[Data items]
___

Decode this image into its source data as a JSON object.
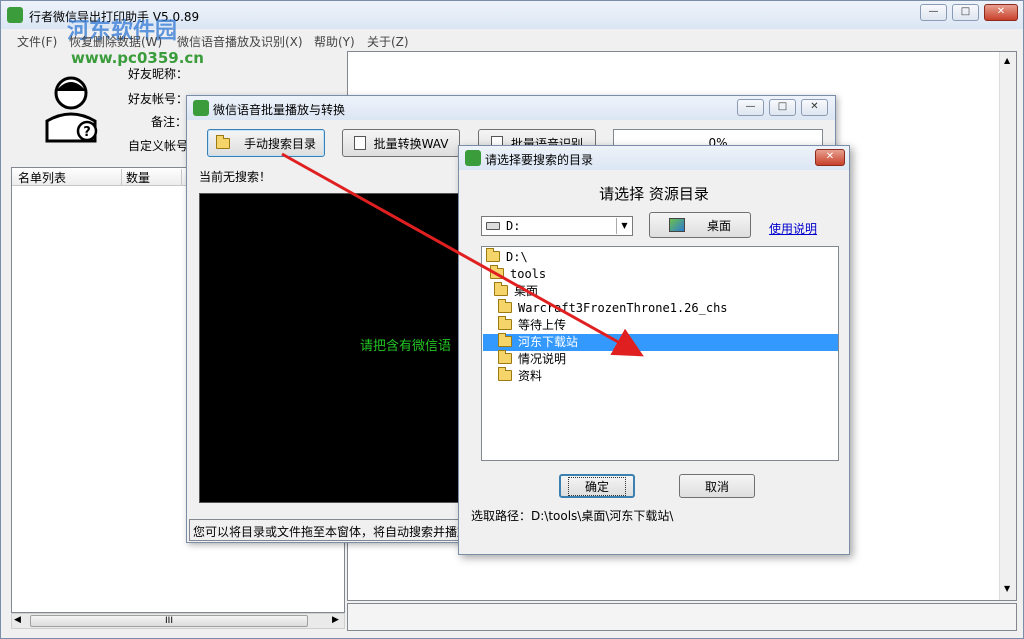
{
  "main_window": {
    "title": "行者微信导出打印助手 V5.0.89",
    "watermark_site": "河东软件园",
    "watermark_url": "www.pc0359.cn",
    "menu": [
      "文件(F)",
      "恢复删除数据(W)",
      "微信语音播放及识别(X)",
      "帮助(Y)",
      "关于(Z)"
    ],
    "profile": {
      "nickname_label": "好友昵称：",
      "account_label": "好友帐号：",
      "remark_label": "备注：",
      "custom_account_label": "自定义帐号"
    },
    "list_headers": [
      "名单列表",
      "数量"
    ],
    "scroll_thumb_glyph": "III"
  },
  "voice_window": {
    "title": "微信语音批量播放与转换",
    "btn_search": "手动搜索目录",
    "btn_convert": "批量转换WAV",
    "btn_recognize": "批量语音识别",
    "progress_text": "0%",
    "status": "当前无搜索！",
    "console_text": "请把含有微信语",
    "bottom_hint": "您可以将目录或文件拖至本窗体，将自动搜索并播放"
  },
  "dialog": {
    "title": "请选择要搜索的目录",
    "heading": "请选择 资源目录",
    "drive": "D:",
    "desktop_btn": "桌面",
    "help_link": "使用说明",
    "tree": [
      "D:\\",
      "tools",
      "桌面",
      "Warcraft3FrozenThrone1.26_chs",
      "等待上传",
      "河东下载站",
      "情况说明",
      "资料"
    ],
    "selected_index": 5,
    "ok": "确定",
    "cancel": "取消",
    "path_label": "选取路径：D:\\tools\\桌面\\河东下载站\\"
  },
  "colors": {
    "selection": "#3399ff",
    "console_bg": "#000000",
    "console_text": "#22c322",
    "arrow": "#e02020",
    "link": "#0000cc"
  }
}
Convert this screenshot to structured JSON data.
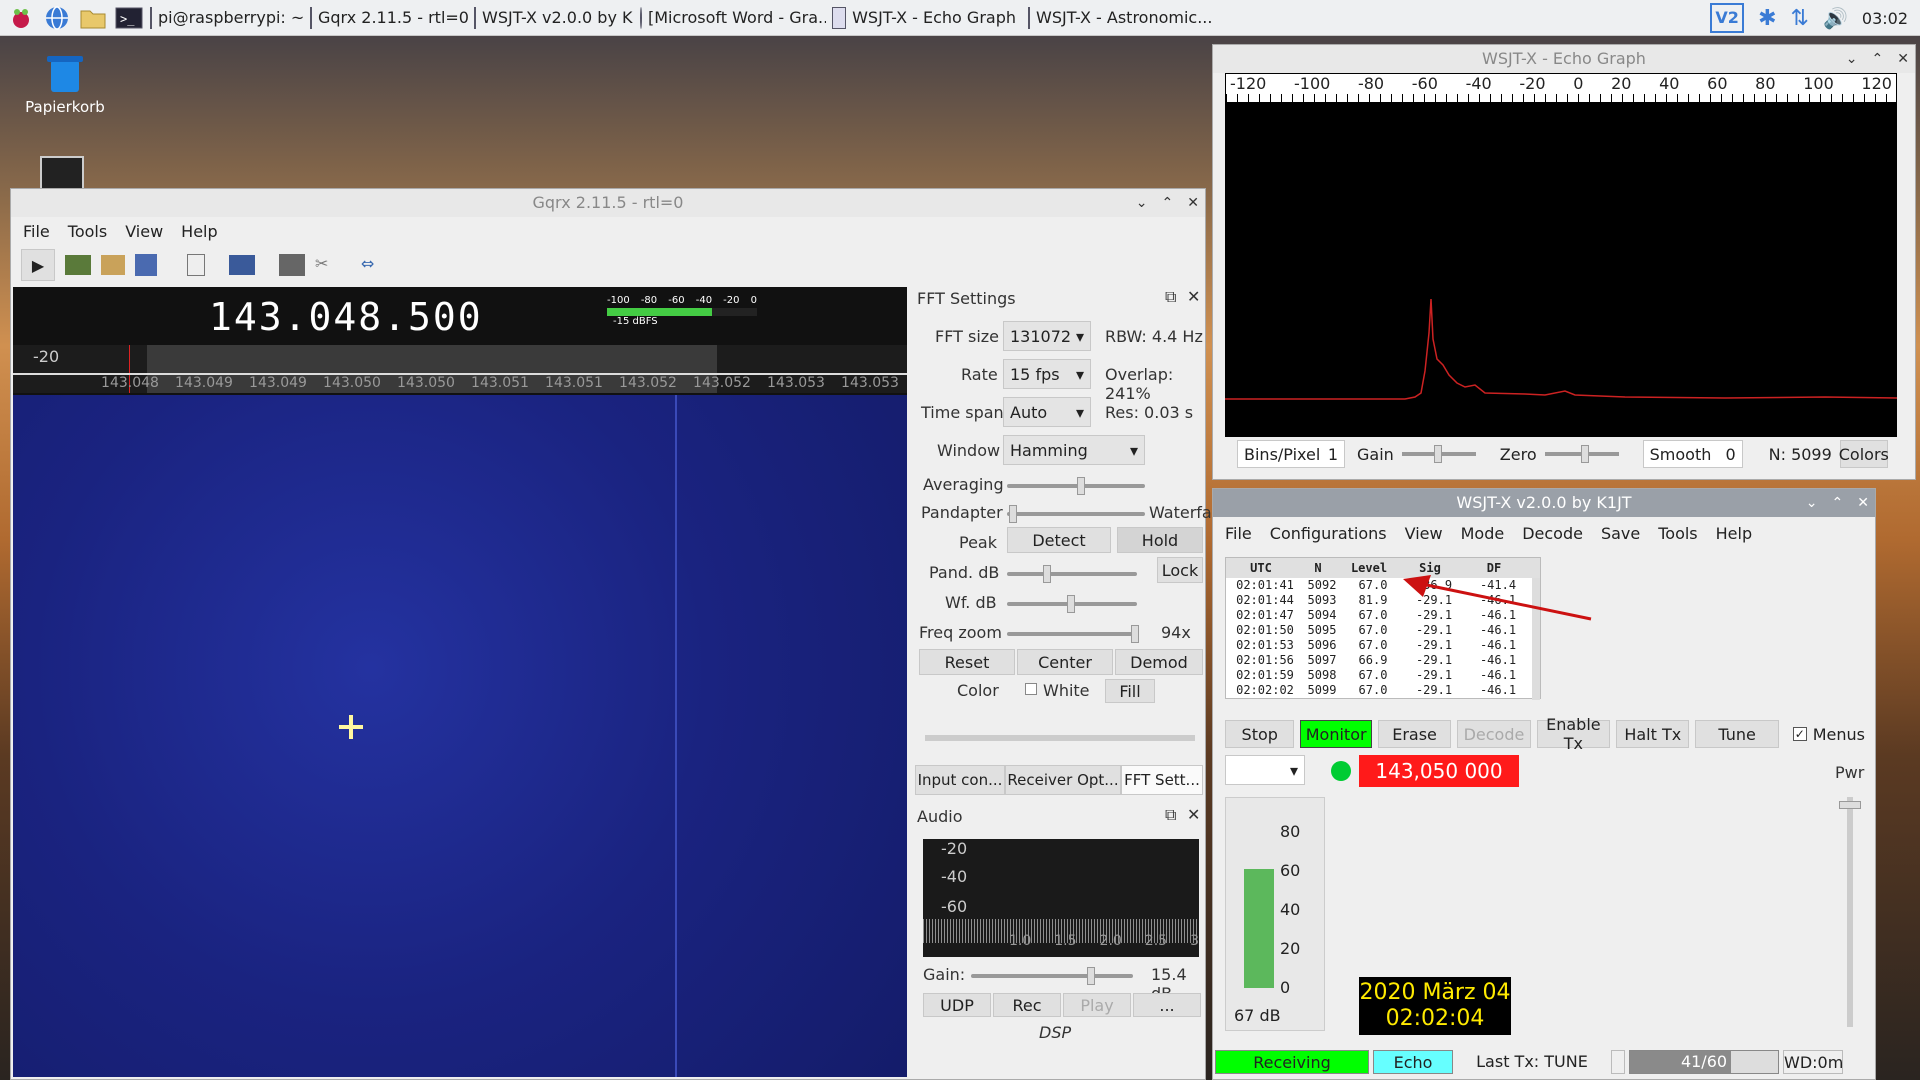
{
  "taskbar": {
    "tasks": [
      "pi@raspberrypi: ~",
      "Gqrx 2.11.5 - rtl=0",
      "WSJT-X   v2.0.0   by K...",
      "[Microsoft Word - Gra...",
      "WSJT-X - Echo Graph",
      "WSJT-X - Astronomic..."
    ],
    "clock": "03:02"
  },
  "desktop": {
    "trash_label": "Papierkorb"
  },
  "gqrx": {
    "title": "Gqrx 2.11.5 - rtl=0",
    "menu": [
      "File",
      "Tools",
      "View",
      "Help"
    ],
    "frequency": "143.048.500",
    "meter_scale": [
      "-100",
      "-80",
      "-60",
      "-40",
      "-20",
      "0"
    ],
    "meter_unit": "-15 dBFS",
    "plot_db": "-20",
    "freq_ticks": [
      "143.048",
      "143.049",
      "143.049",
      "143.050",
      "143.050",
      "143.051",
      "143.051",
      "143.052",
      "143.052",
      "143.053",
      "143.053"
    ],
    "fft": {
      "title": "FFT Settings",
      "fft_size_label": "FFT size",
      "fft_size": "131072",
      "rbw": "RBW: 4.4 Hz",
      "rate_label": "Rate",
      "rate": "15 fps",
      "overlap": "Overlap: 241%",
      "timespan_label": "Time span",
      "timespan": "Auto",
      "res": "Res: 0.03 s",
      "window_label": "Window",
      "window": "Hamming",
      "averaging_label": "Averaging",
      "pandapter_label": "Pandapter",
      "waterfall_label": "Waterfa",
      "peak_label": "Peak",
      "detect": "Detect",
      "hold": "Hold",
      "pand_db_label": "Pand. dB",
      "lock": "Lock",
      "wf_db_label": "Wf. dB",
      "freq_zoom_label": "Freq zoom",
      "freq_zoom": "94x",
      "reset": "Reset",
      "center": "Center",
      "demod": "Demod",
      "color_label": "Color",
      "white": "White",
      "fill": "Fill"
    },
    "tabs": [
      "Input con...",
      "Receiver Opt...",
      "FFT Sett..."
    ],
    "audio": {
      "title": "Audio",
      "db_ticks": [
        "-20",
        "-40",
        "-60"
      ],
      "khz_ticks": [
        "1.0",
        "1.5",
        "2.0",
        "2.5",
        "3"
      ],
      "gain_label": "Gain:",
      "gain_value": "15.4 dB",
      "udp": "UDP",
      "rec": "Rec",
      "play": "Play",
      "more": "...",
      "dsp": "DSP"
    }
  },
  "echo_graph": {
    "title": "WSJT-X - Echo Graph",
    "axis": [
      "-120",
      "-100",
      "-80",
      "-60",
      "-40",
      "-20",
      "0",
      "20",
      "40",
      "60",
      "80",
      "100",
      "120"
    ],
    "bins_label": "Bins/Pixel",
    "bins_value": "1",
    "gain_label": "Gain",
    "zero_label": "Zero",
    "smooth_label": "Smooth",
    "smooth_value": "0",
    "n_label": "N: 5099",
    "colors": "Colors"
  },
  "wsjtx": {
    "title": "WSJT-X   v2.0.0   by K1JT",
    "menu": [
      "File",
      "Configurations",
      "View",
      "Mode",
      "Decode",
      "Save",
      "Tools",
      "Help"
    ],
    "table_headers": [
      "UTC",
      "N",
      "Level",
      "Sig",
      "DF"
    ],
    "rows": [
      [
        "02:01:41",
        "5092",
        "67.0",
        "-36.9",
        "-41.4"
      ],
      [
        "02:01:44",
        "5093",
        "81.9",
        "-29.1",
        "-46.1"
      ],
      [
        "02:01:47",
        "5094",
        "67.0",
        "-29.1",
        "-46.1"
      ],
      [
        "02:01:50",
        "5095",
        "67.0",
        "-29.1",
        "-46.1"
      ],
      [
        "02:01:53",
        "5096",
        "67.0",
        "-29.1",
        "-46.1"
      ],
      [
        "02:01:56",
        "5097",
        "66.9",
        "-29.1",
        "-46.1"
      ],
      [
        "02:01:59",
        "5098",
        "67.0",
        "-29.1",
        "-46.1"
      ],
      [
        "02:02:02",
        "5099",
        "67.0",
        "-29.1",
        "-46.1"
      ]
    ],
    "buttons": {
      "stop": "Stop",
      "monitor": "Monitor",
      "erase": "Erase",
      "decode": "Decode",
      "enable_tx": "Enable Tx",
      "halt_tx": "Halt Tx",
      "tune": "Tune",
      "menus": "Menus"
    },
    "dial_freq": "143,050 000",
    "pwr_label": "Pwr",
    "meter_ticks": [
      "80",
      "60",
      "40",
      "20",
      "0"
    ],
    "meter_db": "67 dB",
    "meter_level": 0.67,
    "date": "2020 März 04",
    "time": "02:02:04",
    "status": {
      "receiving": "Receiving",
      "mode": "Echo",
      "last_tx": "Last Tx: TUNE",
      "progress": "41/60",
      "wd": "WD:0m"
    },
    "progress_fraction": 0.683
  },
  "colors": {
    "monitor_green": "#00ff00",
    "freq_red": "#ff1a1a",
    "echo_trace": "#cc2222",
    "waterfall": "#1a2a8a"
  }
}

___

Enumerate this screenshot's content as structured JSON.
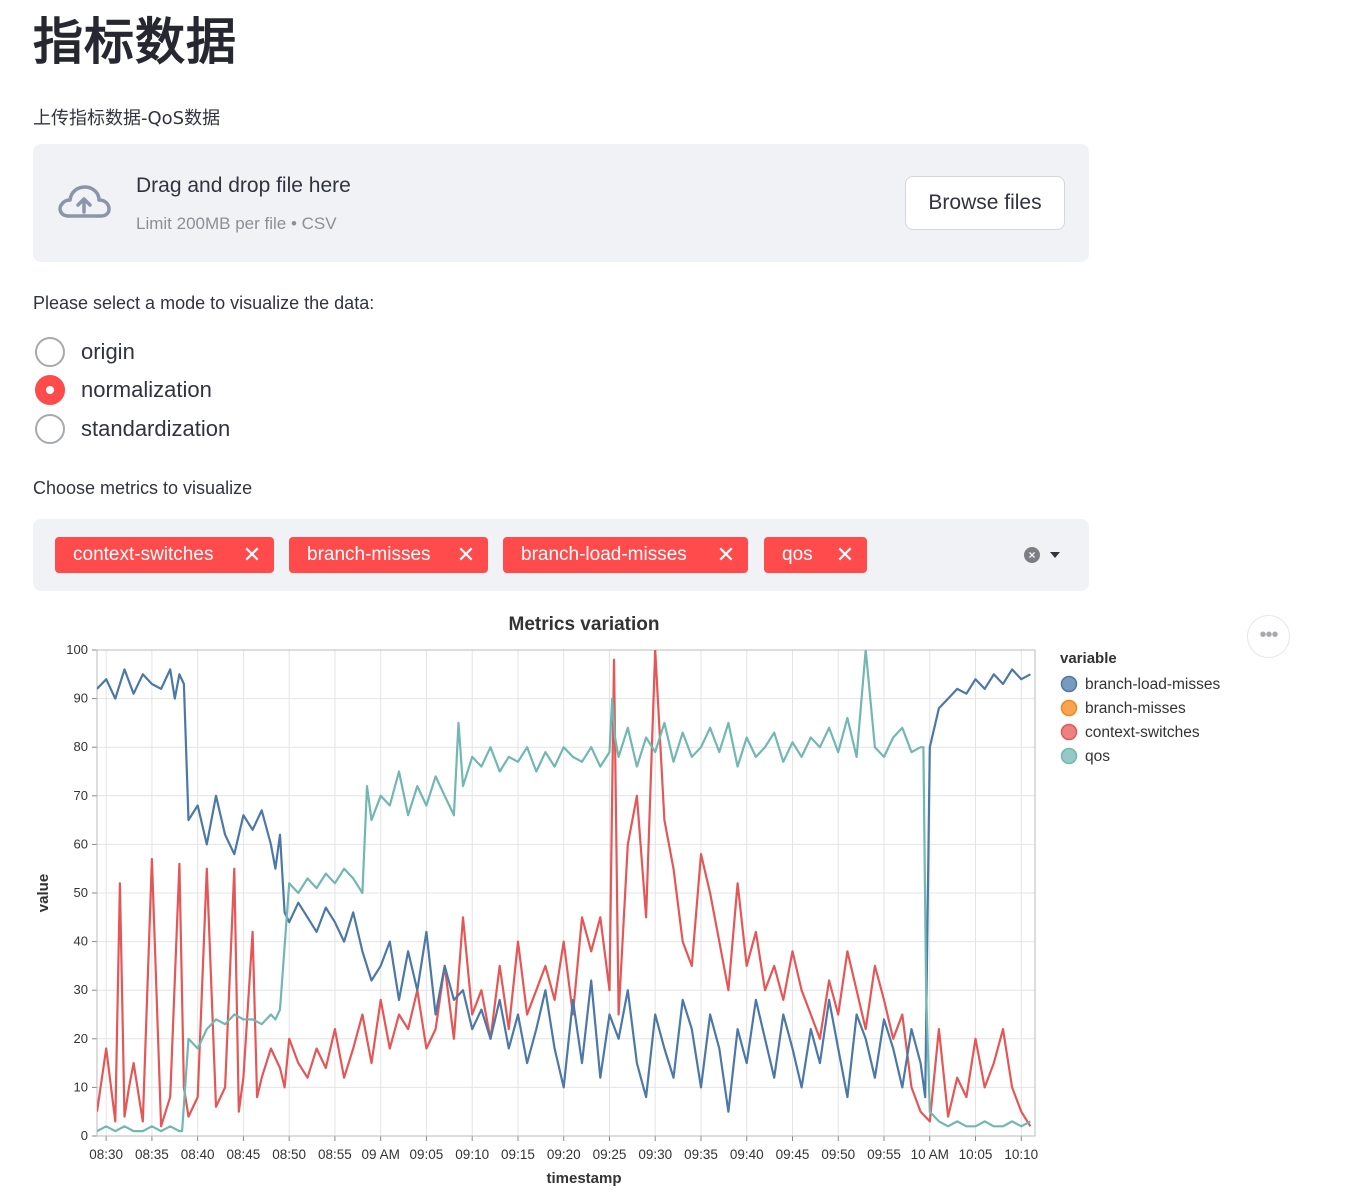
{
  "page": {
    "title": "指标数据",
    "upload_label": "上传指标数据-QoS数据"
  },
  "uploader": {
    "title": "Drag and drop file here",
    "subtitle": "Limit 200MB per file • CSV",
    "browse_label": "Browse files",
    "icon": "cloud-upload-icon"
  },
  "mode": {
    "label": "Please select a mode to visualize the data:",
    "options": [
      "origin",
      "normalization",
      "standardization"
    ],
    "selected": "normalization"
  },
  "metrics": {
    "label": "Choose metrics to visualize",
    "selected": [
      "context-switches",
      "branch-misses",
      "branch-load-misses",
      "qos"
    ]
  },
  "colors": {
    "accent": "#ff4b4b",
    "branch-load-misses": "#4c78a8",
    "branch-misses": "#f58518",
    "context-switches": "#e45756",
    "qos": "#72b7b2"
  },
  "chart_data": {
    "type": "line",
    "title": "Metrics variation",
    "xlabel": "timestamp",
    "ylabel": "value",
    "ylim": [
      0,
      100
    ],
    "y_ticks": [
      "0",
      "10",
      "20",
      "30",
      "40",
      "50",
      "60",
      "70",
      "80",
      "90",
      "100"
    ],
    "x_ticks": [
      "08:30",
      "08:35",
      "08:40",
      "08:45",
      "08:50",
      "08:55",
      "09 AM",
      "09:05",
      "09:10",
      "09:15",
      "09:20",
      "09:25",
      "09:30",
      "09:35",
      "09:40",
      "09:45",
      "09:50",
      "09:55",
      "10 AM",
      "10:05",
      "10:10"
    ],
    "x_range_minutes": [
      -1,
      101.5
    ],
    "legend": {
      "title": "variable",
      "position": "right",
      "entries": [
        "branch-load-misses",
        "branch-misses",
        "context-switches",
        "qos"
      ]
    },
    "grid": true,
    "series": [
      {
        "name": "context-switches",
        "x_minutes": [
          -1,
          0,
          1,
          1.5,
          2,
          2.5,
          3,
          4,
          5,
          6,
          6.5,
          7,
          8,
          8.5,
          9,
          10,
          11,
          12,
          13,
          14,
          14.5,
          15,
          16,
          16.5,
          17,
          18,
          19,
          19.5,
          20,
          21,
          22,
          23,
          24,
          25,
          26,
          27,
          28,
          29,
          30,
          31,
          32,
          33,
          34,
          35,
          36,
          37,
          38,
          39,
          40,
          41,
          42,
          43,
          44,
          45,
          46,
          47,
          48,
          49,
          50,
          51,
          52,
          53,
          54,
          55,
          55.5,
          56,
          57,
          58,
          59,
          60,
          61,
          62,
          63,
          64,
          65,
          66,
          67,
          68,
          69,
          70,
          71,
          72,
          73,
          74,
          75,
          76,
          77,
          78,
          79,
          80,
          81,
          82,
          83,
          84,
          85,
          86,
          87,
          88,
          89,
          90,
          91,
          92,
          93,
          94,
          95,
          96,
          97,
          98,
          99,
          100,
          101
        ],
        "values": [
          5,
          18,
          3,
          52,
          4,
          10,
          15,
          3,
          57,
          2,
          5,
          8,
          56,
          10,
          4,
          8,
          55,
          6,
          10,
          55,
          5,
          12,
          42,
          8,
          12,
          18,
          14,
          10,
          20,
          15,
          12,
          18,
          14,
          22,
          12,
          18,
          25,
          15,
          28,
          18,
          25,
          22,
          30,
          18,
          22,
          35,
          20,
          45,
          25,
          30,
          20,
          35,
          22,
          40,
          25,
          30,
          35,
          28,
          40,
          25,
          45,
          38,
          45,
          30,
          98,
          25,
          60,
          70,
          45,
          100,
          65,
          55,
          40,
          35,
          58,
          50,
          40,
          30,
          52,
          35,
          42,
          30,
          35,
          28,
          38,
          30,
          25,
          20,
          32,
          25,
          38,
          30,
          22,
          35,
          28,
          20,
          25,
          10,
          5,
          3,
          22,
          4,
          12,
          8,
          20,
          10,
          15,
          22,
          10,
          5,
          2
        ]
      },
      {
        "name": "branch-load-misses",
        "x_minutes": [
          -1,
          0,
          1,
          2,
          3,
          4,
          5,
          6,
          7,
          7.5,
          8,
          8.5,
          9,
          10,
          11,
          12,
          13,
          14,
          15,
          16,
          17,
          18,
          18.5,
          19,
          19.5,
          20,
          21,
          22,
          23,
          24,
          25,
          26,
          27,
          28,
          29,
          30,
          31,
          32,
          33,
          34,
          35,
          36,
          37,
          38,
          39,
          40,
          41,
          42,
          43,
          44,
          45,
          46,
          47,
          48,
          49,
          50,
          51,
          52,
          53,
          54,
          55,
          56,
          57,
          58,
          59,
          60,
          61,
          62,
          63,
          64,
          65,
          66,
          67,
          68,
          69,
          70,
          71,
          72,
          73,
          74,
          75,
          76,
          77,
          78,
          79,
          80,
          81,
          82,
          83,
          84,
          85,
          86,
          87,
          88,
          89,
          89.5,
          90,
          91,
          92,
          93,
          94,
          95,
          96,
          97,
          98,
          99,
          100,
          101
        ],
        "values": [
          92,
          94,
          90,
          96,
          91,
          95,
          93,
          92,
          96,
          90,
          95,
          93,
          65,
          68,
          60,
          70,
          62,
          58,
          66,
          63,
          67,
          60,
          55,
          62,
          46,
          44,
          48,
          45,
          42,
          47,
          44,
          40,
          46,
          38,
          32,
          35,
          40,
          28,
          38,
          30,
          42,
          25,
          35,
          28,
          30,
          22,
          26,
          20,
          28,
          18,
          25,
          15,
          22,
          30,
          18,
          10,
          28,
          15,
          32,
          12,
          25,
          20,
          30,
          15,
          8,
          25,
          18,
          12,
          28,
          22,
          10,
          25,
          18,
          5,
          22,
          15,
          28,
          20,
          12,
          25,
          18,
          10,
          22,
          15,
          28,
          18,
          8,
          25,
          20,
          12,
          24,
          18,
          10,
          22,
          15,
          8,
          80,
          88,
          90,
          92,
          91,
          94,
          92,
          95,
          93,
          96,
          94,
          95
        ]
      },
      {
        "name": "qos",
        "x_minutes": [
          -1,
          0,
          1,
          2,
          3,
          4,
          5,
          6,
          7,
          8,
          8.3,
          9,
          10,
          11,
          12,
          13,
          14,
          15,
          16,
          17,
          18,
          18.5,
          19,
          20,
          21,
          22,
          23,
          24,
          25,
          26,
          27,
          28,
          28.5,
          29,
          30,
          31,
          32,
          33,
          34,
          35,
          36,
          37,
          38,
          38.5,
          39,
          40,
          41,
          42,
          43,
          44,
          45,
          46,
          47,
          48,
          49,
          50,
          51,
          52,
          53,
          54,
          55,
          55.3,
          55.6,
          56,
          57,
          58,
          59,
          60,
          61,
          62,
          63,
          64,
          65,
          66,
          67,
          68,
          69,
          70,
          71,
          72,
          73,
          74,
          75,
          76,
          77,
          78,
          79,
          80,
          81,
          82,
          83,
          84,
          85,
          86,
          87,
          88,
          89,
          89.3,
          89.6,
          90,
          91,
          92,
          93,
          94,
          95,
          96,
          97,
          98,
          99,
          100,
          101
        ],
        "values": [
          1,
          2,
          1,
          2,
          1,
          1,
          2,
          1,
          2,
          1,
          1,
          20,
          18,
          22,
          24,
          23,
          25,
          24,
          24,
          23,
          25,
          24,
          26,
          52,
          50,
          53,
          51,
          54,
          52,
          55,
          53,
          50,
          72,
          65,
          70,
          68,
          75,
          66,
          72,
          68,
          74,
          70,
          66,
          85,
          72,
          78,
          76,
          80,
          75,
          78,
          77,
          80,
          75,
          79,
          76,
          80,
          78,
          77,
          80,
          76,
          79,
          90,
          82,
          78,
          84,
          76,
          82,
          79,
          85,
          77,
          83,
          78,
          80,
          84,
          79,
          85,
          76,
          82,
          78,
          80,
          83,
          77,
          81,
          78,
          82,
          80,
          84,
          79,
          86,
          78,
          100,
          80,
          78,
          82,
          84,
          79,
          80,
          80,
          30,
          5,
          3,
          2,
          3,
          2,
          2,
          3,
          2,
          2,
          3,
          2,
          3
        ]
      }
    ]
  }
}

___

* EXERCISE INSTRUCTIONS
From the entries above, copy each line holding "JSON".

* RESULT
Decode this image into its source data as a JSON object.
Convert this screenshot to structured JSON data.
Enumerate this screenshot's content as structured JSON.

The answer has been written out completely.